# AIM
Could you print all the entries exactly?

# DATASET EXTRACT
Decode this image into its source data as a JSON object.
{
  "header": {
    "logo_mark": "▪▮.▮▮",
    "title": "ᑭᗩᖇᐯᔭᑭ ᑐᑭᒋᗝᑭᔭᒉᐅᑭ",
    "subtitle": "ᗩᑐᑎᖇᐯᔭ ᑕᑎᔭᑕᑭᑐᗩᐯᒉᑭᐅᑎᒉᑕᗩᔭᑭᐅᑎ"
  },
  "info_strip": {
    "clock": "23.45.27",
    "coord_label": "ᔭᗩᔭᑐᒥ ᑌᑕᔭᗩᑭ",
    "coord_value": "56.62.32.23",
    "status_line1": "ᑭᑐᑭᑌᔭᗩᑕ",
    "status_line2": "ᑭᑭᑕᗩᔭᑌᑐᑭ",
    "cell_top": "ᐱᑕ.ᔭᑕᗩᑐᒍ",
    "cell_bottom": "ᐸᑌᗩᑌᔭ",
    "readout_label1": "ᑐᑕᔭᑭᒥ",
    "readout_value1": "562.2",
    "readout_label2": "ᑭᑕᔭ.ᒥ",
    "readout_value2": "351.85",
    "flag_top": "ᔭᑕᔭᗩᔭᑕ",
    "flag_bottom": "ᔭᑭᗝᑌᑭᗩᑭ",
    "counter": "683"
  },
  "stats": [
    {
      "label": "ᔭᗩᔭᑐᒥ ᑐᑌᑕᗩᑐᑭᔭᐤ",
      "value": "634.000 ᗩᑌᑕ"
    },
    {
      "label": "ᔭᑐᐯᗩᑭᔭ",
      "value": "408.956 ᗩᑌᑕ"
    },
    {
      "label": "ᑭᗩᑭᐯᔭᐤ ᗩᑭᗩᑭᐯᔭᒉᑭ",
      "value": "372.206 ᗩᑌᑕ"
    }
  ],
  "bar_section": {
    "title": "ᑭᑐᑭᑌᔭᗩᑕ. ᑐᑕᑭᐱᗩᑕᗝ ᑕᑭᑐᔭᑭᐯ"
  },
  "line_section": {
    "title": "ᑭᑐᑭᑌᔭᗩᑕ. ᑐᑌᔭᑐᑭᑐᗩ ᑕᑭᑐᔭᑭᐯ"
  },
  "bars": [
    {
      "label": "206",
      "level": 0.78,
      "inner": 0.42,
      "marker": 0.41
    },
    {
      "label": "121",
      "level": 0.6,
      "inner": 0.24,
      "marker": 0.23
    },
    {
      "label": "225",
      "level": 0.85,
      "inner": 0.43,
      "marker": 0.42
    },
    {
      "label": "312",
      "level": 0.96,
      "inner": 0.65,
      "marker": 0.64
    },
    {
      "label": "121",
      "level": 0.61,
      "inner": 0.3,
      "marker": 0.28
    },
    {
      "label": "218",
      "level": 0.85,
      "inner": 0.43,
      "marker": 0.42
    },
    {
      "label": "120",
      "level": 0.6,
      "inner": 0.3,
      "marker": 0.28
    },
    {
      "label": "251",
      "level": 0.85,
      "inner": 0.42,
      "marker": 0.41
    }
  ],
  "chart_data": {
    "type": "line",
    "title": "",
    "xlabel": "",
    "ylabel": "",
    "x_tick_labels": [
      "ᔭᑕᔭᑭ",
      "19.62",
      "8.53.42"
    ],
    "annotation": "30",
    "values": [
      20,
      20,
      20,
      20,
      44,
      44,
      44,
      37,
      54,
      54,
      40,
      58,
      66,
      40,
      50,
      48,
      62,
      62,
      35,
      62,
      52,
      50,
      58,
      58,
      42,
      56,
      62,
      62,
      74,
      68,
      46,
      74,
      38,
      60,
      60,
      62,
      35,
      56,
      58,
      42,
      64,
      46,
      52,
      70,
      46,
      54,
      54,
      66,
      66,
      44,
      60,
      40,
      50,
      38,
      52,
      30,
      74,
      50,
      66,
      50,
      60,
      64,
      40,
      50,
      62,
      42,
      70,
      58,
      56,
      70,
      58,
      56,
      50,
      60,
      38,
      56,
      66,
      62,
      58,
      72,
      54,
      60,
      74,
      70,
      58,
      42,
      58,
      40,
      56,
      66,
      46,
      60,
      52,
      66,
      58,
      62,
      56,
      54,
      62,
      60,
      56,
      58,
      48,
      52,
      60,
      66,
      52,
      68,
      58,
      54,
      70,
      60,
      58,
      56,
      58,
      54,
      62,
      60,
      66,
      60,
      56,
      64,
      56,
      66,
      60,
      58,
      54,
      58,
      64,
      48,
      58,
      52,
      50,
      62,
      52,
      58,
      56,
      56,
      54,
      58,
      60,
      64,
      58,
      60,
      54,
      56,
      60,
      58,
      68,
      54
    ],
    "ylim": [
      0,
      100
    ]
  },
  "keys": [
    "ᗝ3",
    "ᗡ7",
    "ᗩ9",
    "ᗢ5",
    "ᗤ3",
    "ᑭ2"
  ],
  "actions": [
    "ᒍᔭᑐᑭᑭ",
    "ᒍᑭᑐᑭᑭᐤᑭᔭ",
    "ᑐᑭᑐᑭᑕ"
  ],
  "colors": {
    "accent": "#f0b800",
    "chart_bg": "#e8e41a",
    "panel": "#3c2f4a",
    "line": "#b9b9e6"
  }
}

# FULL SOLUTION
Decode this image into its source data as a JSON object.
{
  "header": {
    "logo_mark": "▪▮.▮▮",
    "title": "ᑭᗩᖇᐯᔭᑭ ᑐᑭᒋᗝᑭᔭᒉᐅᑭ",
    "subtitle": "ᗩᑐᑎᖇᐯᔭ ᑕᑎᔭᑕᑭᑐᗩᐯᒉᑭᐅᑎᒉᑕᗩᔭᑭᐅᑎ"
  },
  "info_strip": {
    "clock": "23.45.27",
    "coord_label": "ᔭᗩᔭᑐᒥ ᑌᑕᔭᗩᑭ",
    "coord_value": "56.62.32.23",
    "status_line1": "ᑭᑐᑭᑌᔭᗩᑕ",
    "status_line2": "ᑭᑭᑕᗩᔭᑌᑐᑭ",
    "cell_top": "ᐱᑕ.ᔭᑕᗩᑐᒍ",
    "cell_bottom": "ᐸᑌᗩᑌᔭ",
    "readout_label1": "ᑐᑕᔭᑭᒥ",
    "readout_value1": "562.2",
    "readout_label2": "ᑭᑕᔭ.ᒥ",
    "readout_value2": "351.85",
    "flag_top": "ᔭᑕᔭᗩᔭᑕ",
    "flag_bottom": "ᔭᑭᗝᑌᑭᗩᑭ",
    "counter": "683"
  },
  "stats": [
    {
      "label": "ᔭᗩᔭᑐᒥ ᑐᑌᑕᗩᑐᑭᔭᐤ",
      "value": "634.000 ᗩᑌᑕ"
    },
    {
      "label": "ᔭᑐᐯᗩᑭᔭ",
      "value": "408.956 ᗩᑌᑕ"
    },
    {
      "label": "ᑭᗩᑭᐯᔭᐤ ᗩᑭᗩᑭᐯᔭᒉᑭ",
      "value": "372.206 ᗩᑌᑕ"
    }
  ],
  "bar_section": {
    "title": "ᑭᑐᑭᑌᔭᗩᑕ. ᑐᑕᑭᐱᗩᑕᗝ ᑕᑭᑐᔭᑭᐯ"
  },
  "line_section": {
    "title": "ᑭᑐᑭᑌᔭᗩᑕ. ᑐᑌᔭᑐᑭᑐᗩ ᑕᑭᑐᔭᑭᐯ"
  },
  "bars": [
    {
      "label": "206",
      "level": 0.78,
      "inner": 0.42,
      "marker": 0.41
    },
    {
      "label": "121",
      "level": 0.6,
      "inner": 0.24,
      "marker": 0.23
    },
    {
      "label": "225",
      "level": 0.85,
      "inner": 0.43,
      "marker": 0.42
    },
    {
      "label": "312",
      "level": 0.96,
      "inner": 0.65,
      "marker": 0.64
    },
    {
      "label": "121",
      "level": 0.61,
      "inner": 0.3,
      "marker": 0.28
    },
    {
      "label": "218",
      "level": 0.85,
      "inner": 0.43,
      "marker": 0.42
    },
    {
      "label": "120",
      "level": 0.6,
      "inner": 0.3,
      "marker": 0.28
    },
    {
      "label": "251",
      "level": 0.85,
      "inner": 0.42,
      "marker": 0.41
    }
  ],
  "chart_data": {
    "type": "line",
    "title": "",
    "xlabel": "",
    "ylabel": "",
    "x_tick_labels": [
      "ᔭᑕᔭᑭ",
      "19.62",
      "8.53.42"
    ],
    "annotation": "30",
    "values": [
      20,
      20,
      20,
      20,
      44,
      44,
      44,
      37,
      54,
      54,
      40,
      58,
      66,
      40,
      50,
      48,
      62,
      62,
      35,
      62,
      52,
      50,
      58,
      58,
      42,
      56,
      62,
      62,
      74,
      68,
      46,
      74,
      38,
      60,
      60,
      62,
      35,
      56,
      58,
      42,
      64,
      46,
      52,
      70,
      46,
      54,
      54,
      66,
      66,
      44,
      60,
      40,
      50,
      38,
      52,
      30,
      74,
      50,
      66,
      50,
      60,
      64,
      40,
      50,
      62,
      42,
      70,
      58,
      56,
      70,
      58,
      56,
      50,
      60,
      38,
      56,
      66,
      62,
      58,
      72,
      54,
      60,
      74,
      70,
      58,
      42,
      58,
      40,
      56,
      66,
      46,
      60,
      52,
      66,
      58,
      62,
      56,
      54,
      62,
      60,
      56,
      58,
      48,
      52,
      60,
      66,
      52,
      68,
      58,
      54,
      70,
      60,
      58,
      56,
      58,
      54,
      62,
      60,
      66,
      60,
      56,
      64,
      56,
      66,
      60,
      58,
      54,
      58,
      64,
      48,
      58,
      52,
      50,
      62,
      52,
      58,
      56,
      56,
      54,
      58,
      60,
      64,
      58,
      60,
      54,
      56,
      60,
      58,
      68,
      54
    ],
    "ylim": [
      0,
      100
    ]
  },
  "keys": [
    "ᗝ3",
    "ᗡ7",
    "ᗩ9",
    "ᗢ5",
    "ᗤ3",
    "ᑭ2"
  ],
  "actions": [
    "ᒍᔭᑐᑭᑭ",
    "ᒍᑭᑐᑭᑭᐤᑭᔭ",
    "ᑐᑭᑐᑭᑕ"
  ],
  "colors": {
    "accent": "#f0b800",
    "chart_bg": "#e8e41a",
    "panel": "#3c2f4a",
    "line": "#b9b9e6"
  }
}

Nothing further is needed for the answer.